§ WHAT YOU NEED TO DO:
Write out the material exactly, with the pictures left out.

§ DATASET ENTRIES:
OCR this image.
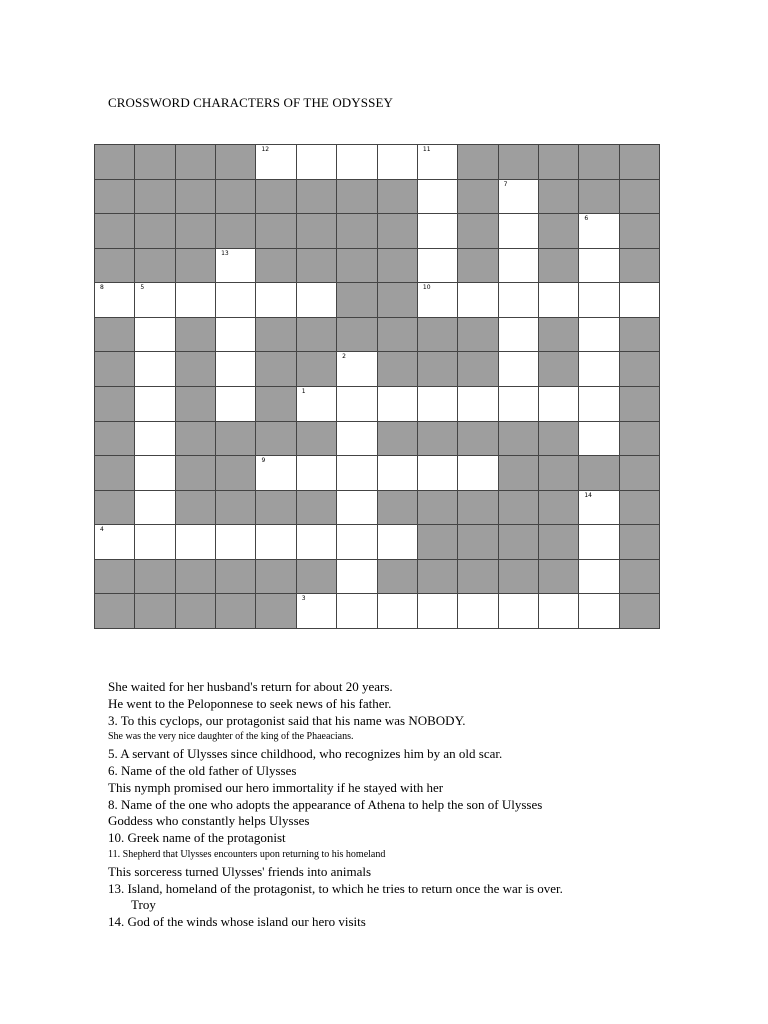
CROSSWORD CHARACTERS OF THE ODYSSEY
12	11
7
6
13
8	5	10
2
1
9
14
4
3
She waited for her husband's return for about 20 years.
He went to the Peloponnese to seek news of his father.
3. To this cyclops, our protagonist said that his name was NOBODY.
She was the very nice daughter of the king of the Phaeacians.
5. A servant of Ulysses since childhood, who recognizes him by an old scar.
6. Name of the old father of Ulysses
This nymph promised our hero immortality if he stayed with her
8. Name of the one who adopts the appearance of Athena to help the son of Ulysses
Goddess who constantly helps Ulysses
10. Greek name of the protagonist
11. Shepherd that Ulysses encounters upon returning to his homeland
This sorceress turned Ulysses' friends into animals
13. Island, homeland of the protagonist, to which he tries to return once the war is over.
Troy
14. God of the winds whose island our hero visits
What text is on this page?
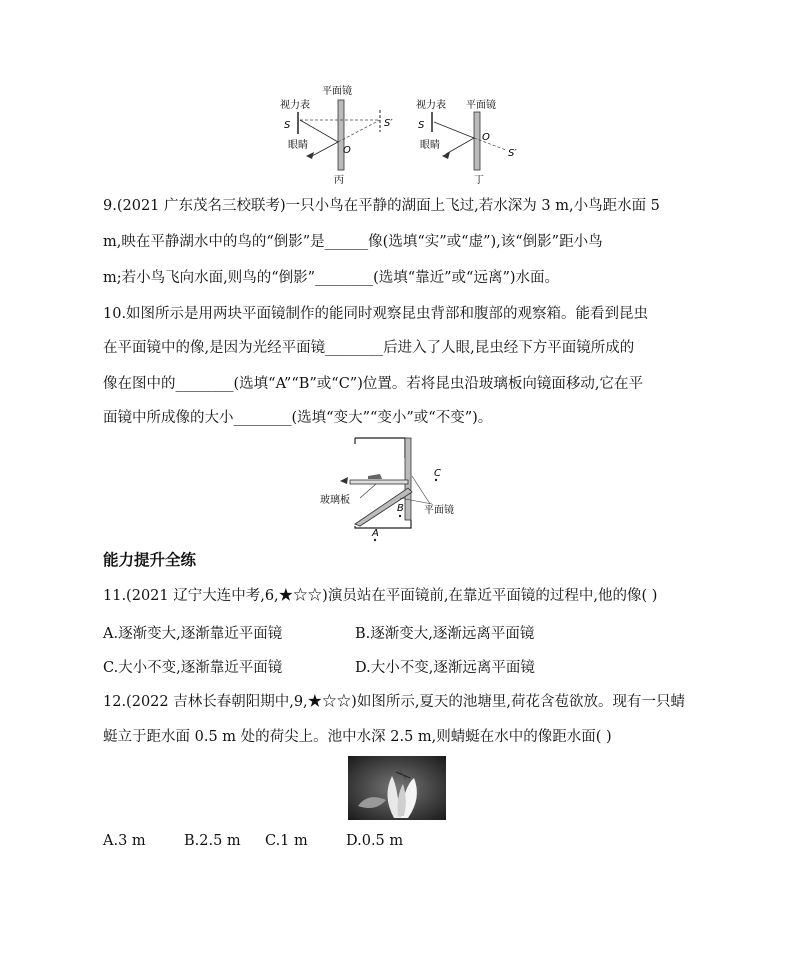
平面镜
视力表
S	S′
眼睛	O
丙
视力表 平面镜
S
S′
眼睛
O
丁
9.(2021 广东茂名三校联考)一只小鸟在平静的湖面上飞过,若水深为 3 m,小鸟距水面 5
m,映在平静湖水中的鸟的“倒影”是______像(选填“实”或“虚”),该“倒影”距小鸟
m;若小鸟飞向水面,则鸟的“倒影”________(选填“靠近”或“远离”)水面。
10.如图所示是用两块平面镜制作的能同时观察昆虫背部和腹部的观察箱。能看到昆虫
在平面镜中的像,是因为光经平面镜________后进入了人眼,昆虫经下方平面镜所成的
像在图中的________(选填“A”“B”或“C”)位置。若将昆虫沿玻璃板向镜面移动,它在平
面镜中所成像的大小________(选填“变大”“变小”或“不变”)。
玻璃板
平面镜
B
C
A
能力提升全练
11.(2021 辽宁大连中考,6,★☆☆)演员站在平面镜前,在靠近平面镜的过程中,他的像( )
A.逐渐变大,逐渐靠近平面镜	B.逐渐变大,逐渐远离平面镜
C.大小不变,逐渐靠近平面镜	D.大小不变,逐渐远离平面镜
12.(2022 吉林长春朝阳期中,9,★☆☆)如图所示,夏天的池塘里,荷花含苞欲放。现有一只蜻
蜓立于距水面 0.5 m 处的荷尖上。池中水深 2.5 m,则蜻蜓在水中的像距水面( )
A.3 m	B.2.5 m C.1 m	D.0.5 m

§ EXERCISE ANSWER:
OCR this image.
CROSSWORD CHARACTERS OF THE ODYSSEY
12	11
7
6
13
8	5	10
2
1
9
14
4
3
She waited for her husband's return for about 20 years.
He went to the Peloponnese to seek news of his father.
3. To this cyclops, our protagonist said that his name was NOBODY.
She was the very nice daughter of the king of the Phaeacians.
5. A servant of Ulysses since childhood, who recognizes him by an old scar.
6. Name of the old father of Ulysses
This nymph promised our hero immortality if he stayed with her
8. Name of the one who adopts the appearance of Athena to help the son of Ulysses
Goddess who constantly helps Ulysses
10. Greek name of the protagonist
11. Shepherd that Ulysses encounters upon returning to his homeland
This sorceress turned Ulysses' friends into animals
13. Island, homeland of the protagonist, to which he tries to return once the war is over.
Troy
14. God of the winds whose island our hero visits
What text is on this page?
平面镜
视力表
S	S′
眼睛	O
丙
视力表 平面镜
S
S′
眼睛
O
丁
9.(2021 广东茂名三校联考)一只小鸟在平静的湖面上飞过,若水深为 3 m,小鸟距水面 5
m,映在平静湖水中的鸟的“倒影”是______像(选填“实”或“虚”),该“倒影”距小鸟
m;若小鸟飞向水面,则鸟的“倒影”________(选填“靠近”或“远离”)水面。
10.如图所示是用两块平面镜制作的能同时观察昆虫背部和腹部的观察箱。能看到昆虫
在平面镜中的像,是因为光经平面镜________后进入了人眼,昆虫经下方平面镜所成的
像在图中的________(选填“A”“B”或“C”)位置。若将昆虫沿玻璃板向镜面移动,它在平
面镜中所成像的大小________(选填“变大”“变小”或“不变”)。
玻璃板
平面镜
B
C
A
能力提升全练
11.(2021 辽宁大连中考,6,★☆☆)演员站在平面镜前,在靠近平面镜的过程中,他的像( )
A.逐渐变大,逐渐靠近平面镜	B.逐渐变大,逐渐远离平面镜
C.大小不变,逐渐靠近平面镜	D.大小不变,逐渐远离平面镜
12.(2022 吉林长春朝阳期中,9,★☆☆)如图所示,夏天的池塘里,荷花含苞欲放。现有一只蜻
蜓立于距水面 0.5 m 处的荷尖上。池中水深 2.5 m,则蜻蜓在水中的像距水面( )
A.3 m	B.2.5 m C.1 m	D.0.5 m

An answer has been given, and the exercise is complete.